• **Data section**
┏━━

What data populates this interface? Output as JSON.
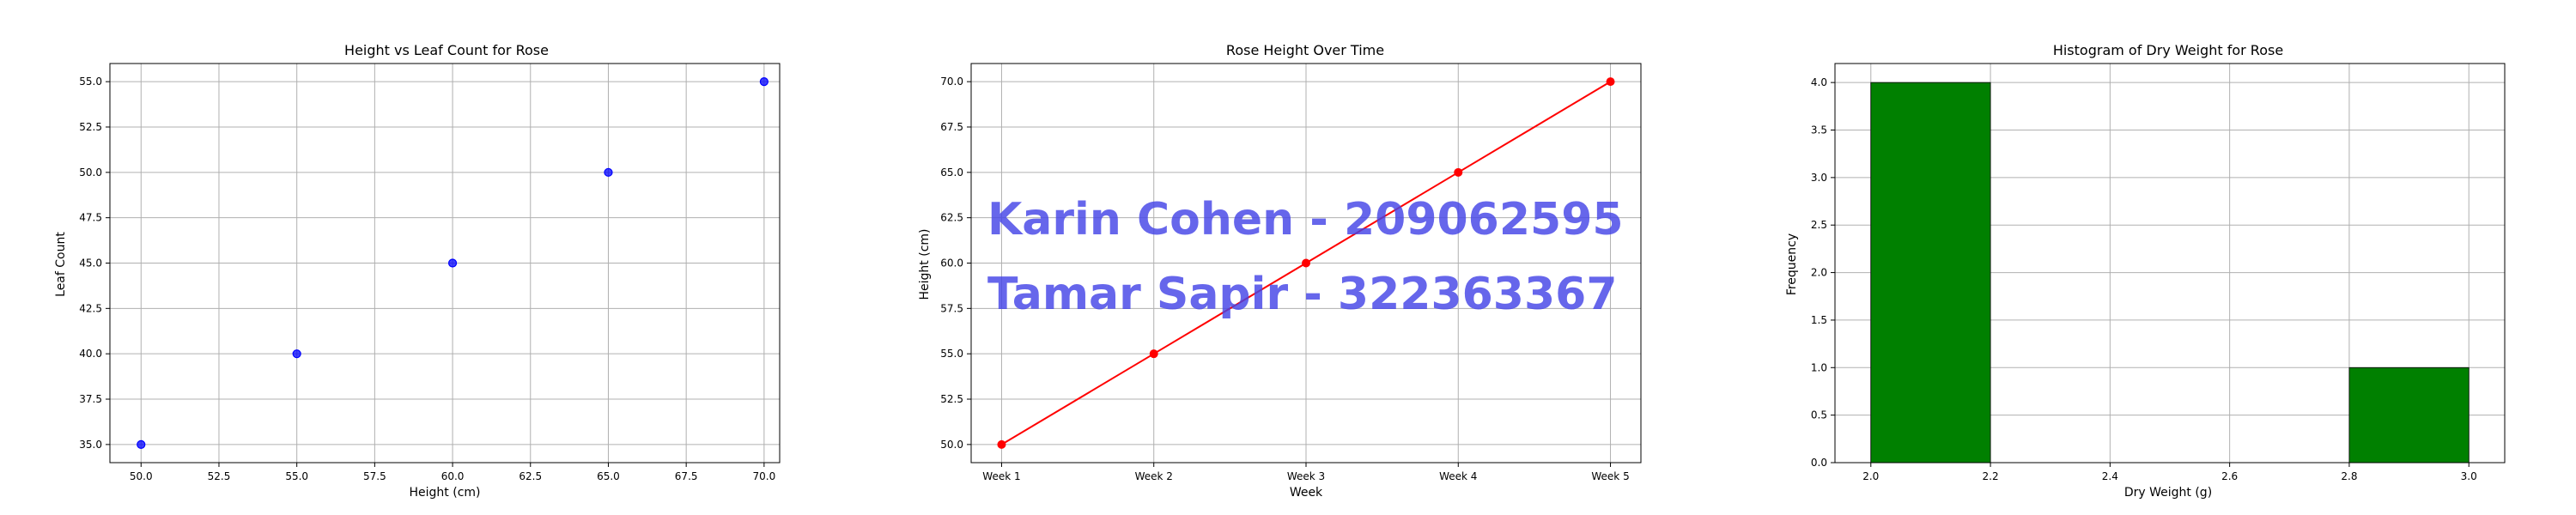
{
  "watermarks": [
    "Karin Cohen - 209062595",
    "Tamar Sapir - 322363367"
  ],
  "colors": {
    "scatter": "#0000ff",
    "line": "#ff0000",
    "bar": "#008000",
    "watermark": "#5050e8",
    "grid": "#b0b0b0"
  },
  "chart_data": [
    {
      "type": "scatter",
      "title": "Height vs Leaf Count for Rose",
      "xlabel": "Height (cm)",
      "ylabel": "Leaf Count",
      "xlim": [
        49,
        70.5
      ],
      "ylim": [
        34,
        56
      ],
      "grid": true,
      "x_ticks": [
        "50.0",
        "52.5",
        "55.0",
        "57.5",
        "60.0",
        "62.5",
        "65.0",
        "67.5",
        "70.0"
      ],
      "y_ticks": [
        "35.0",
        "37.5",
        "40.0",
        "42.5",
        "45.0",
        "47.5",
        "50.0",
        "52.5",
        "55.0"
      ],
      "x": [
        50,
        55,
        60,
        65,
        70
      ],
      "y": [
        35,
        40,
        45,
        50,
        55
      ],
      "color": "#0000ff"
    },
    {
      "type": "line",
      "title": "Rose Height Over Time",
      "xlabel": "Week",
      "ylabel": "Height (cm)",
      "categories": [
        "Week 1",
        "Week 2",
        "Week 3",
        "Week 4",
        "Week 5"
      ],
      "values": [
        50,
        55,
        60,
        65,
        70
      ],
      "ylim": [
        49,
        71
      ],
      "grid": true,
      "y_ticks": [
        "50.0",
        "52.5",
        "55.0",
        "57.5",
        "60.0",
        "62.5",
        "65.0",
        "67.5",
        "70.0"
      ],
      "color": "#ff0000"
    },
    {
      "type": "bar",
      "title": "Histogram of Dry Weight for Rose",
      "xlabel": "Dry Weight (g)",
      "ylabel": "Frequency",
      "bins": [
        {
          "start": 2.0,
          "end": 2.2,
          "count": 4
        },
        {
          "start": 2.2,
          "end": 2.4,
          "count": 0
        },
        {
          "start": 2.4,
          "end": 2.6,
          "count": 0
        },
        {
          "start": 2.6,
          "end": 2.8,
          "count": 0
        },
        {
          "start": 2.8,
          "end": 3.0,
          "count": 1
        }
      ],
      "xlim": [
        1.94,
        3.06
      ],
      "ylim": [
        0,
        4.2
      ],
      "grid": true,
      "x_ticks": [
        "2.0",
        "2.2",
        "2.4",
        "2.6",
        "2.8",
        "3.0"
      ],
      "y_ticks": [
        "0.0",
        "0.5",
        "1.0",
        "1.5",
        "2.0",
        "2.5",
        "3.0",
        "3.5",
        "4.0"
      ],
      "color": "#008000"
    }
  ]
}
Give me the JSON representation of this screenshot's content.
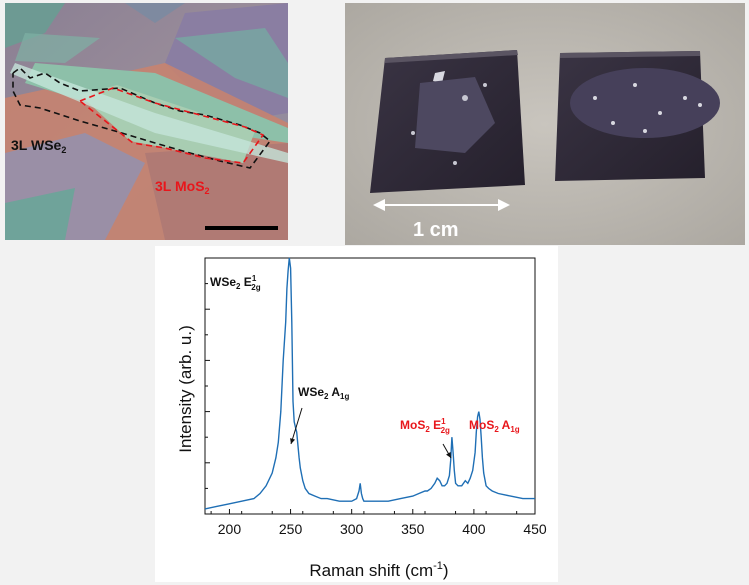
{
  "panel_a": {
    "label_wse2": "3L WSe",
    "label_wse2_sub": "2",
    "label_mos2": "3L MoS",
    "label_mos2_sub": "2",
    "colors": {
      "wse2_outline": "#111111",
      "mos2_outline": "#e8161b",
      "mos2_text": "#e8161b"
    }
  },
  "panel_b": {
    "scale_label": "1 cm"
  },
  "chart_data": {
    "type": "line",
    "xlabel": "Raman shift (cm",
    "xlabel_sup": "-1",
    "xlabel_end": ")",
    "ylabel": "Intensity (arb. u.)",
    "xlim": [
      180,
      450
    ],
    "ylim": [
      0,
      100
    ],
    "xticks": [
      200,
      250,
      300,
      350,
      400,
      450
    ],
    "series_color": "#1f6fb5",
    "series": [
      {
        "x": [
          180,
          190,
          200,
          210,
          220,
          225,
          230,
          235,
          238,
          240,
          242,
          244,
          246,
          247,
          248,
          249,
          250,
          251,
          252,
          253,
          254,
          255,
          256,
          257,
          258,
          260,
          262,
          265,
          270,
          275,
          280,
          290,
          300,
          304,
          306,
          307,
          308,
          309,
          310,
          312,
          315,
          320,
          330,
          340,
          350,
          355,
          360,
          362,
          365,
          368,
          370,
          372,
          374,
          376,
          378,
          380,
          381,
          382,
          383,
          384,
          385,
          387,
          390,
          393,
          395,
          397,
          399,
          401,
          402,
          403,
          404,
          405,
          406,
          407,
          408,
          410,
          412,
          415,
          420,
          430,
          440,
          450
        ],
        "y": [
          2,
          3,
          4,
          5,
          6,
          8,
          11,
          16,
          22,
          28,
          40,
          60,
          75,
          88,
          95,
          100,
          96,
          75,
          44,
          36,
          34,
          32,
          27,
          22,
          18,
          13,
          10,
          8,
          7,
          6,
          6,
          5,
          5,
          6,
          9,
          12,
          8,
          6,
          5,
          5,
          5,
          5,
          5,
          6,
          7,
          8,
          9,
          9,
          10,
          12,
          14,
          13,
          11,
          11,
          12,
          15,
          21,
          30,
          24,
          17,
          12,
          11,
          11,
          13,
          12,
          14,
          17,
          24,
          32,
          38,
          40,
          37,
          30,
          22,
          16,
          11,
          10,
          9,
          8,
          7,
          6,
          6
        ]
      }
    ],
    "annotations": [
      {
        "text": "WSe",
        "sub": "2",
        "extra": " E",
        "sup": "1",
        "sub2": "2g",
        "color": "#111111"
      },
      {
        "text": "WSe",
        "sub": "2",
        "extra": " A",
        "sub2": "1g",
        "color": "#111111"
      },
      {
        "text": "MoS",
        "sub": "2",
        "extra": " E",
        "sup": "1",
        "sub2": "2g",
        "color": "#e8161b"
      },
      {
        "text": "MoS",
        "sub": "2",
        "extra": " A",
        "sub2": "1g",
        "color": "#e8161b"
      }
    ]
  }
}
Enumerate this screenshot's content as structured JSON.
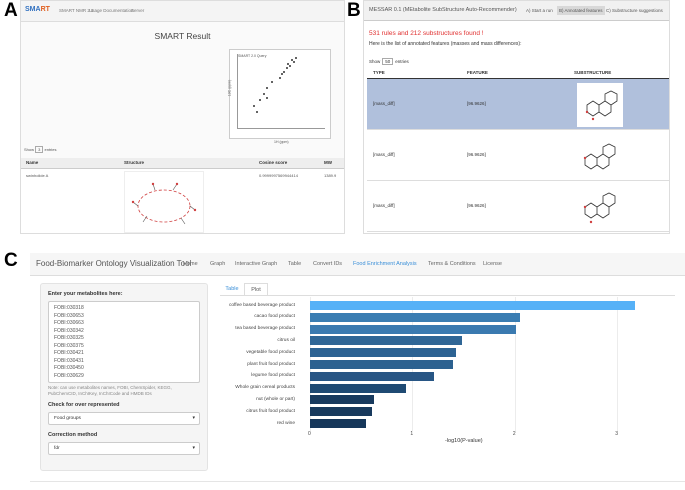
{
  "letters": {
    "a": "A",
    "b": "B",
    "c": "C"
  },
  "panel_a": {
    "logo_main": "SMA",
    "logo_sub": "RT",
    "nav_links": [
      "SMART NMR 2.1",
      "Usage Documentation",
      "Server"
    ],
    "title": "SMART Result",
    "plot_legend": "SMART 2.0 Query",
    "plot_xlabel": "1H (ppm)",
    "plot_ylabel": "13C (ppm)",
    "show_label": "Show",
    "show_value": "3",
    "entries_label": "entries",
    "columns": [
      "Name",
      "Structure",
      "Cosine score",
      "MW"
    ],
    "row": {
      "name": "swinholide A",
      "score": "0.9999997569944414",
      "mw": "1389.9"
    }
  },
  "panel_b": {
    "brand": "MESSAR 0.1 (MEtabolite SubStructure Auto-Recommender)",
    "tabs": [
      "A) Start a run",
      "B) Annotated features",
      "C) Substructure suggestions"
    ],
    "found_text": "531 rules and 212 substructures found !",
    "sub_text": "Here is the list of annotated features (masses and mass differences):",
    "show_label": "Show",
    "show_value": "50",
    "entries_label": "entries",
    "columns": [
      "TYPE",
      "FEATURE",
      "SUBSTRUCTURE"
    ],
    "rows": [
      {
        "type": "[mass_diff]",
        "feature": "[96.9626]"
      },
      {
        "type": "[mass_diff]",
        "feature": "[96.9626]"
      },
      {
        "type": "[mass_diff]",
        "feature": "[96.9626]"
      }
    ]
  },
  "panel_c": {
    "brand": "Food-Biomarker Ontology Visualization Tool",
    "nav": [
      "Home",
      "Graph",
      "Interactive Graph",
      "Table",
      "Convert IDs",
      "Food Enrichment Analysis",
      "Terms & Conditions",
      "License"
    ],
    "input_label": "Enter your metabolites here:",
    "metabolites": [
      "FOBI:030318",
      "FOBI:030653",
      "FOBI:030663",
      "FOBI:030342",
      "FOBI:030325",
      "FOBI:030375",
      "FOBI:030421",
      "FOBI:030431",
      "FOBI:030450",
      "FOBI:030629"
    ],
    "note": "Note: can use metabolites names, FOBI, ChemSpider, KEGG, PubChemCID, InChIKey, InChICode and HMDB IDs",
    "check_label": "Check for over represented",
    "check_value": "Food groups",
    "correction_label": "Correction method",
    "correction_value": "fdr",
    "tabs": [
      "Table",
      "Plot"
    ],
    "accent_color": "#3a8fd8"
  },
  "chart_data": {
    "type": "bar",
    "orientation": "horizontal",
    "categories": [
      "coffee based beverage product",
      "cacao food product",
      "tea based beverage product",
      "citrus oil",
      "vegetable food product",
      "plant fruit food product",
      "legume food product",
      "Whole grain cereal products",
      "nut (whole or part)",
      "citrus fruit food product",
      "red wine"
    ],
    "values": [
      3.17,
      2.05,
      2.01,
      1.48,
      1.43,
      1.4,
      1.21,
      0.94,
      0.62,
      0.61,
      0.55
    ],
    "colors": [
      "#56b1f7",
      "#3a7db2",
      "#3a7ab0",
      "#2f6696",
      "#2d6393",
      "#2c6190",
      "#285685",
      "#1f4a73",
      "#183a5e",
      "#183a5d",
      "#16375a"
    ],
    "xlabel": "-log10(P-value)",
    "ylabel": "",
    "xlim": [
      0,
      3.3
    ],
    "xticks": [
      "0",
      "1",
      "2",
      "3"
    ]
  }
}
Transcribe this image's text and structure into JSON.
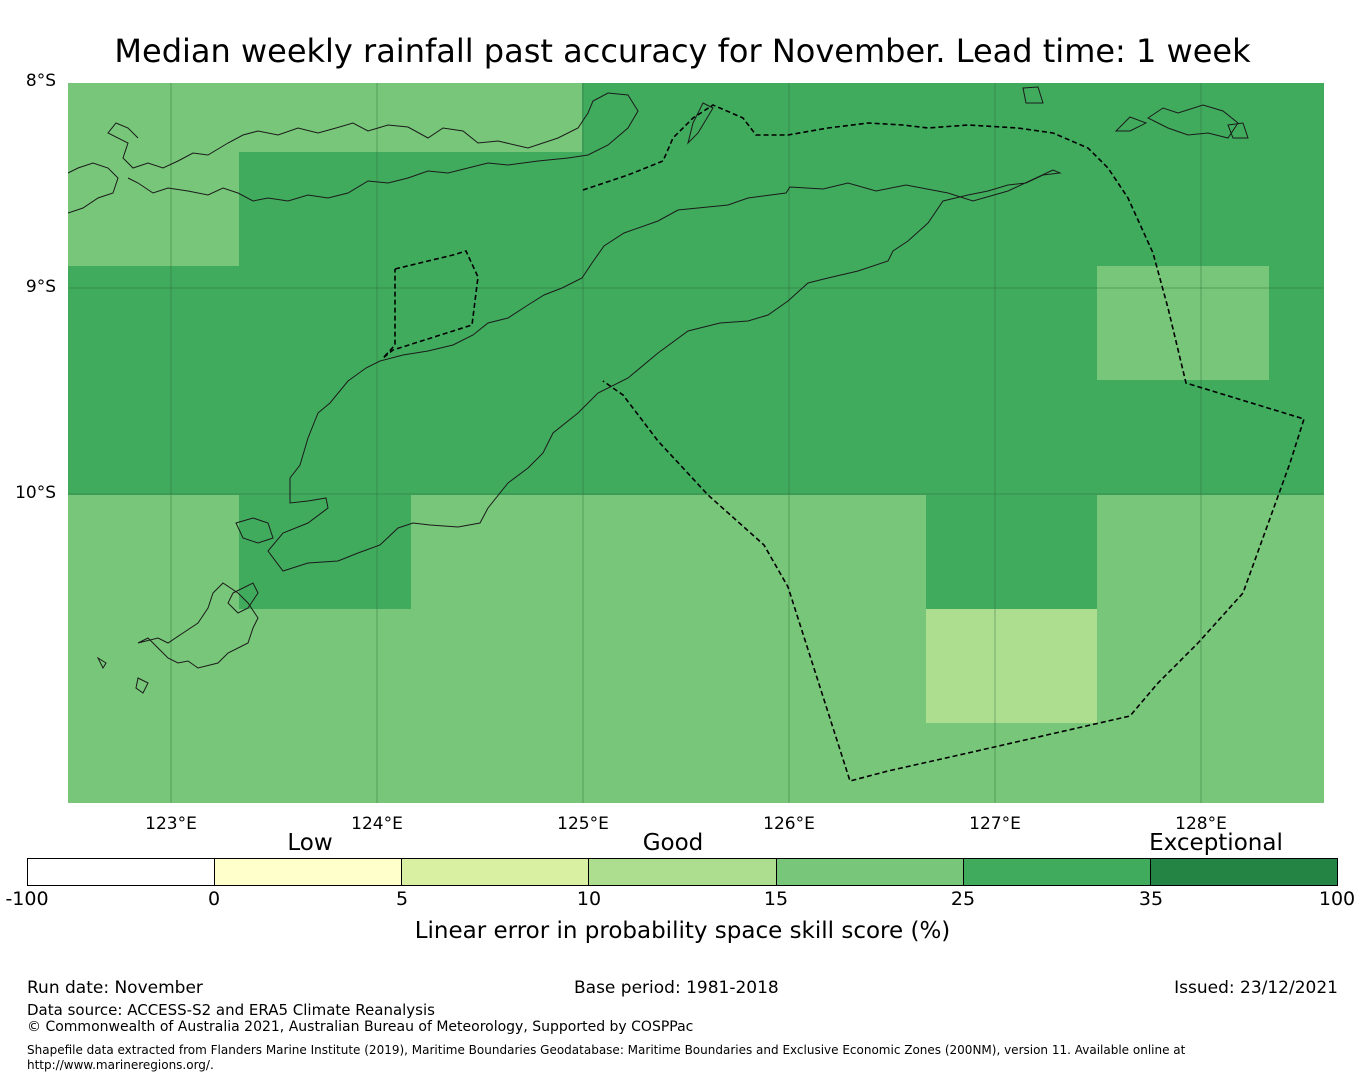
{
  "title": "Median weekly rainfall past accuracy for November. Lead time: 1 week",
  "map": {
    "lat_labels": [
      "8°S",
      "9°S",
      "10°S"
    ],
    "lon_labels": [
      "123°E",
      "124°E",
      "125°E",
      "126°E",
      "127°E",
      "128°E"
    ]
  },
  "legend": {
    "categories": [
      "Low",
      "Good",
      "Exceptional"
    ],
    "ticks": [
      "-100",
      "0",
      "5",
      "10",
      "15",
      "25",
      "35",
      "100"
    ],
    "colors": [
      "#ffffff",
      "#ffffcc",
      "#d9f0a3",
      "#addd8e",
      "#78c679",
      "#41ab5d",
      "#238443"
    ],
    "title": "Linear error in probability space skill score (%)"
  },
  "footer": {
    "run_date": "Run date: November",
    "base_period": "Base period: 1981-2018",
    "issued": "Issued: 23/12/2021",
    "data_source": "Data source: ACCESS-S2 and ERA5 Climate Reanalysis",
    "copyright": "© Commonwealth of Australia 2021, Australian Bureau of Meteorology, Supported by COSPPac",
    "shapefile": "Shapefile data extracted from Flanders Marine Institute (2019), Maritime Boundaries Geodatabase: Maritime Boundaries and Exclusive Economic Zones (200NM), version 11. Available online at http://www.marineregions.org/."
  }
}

┗━━

• **Written problem**
Retype exactly, and only, the lines from the one containing "Transcribe this image's" through the end of the material, leaving aside every picture.

• **Right answer**
Transcribe this image's text and structure into JSON.
{
  "title": "Median weekly rainfall past accuracy for November. Lead time: 1 week",
  "map": {
    "lat_labels": [
      "8°S",
      "9°S",
      "10°S"
    ],
    "lon_labels": [
      "123°E",
      "124°E",
      "125°E",
      "126°E",
      "127°E",
      "128°E"
    ]
  },
  "legend": {
    "categories": [
      "Low",
      "Good",
      "Exceptional"
    ],
    "ticks": [
      "-100",
      "0",
      "5",
      "10",
      "15",
      "25",
      "35",
      "100"
    ],
    "colors": [
      "#ffffff",
      "#ffffcc",
      "#d9f0a3",
      "#addd8e",
      "#78c679",
      "#41ab5d",
      "#238443"
    ],
    "title": "Linear error in probability space skill score (%)"
  },
  "footer": {
    "run_date": "Run date: November",
    "base_period": "Base period: 1981-2018",
    "issued": "Issued: 23/12/2021",
    "data_source": "Data source: ACCESS-S2 and ERA5 Climate Reanalysis",
    "copyright": "© Commonwealth of Australia 2021, Australian Bureau of Meteorology, Supported by COSPPac",
    "shapefile": "Shapefile data extracted from Flanders Marine Institute (2019), Maritime Boundaries Geodatabase: Maritime Boundaries and Exclusive Economic Zones (200NM), version 11. Available online at http://www.marineregions.org/."
  }
}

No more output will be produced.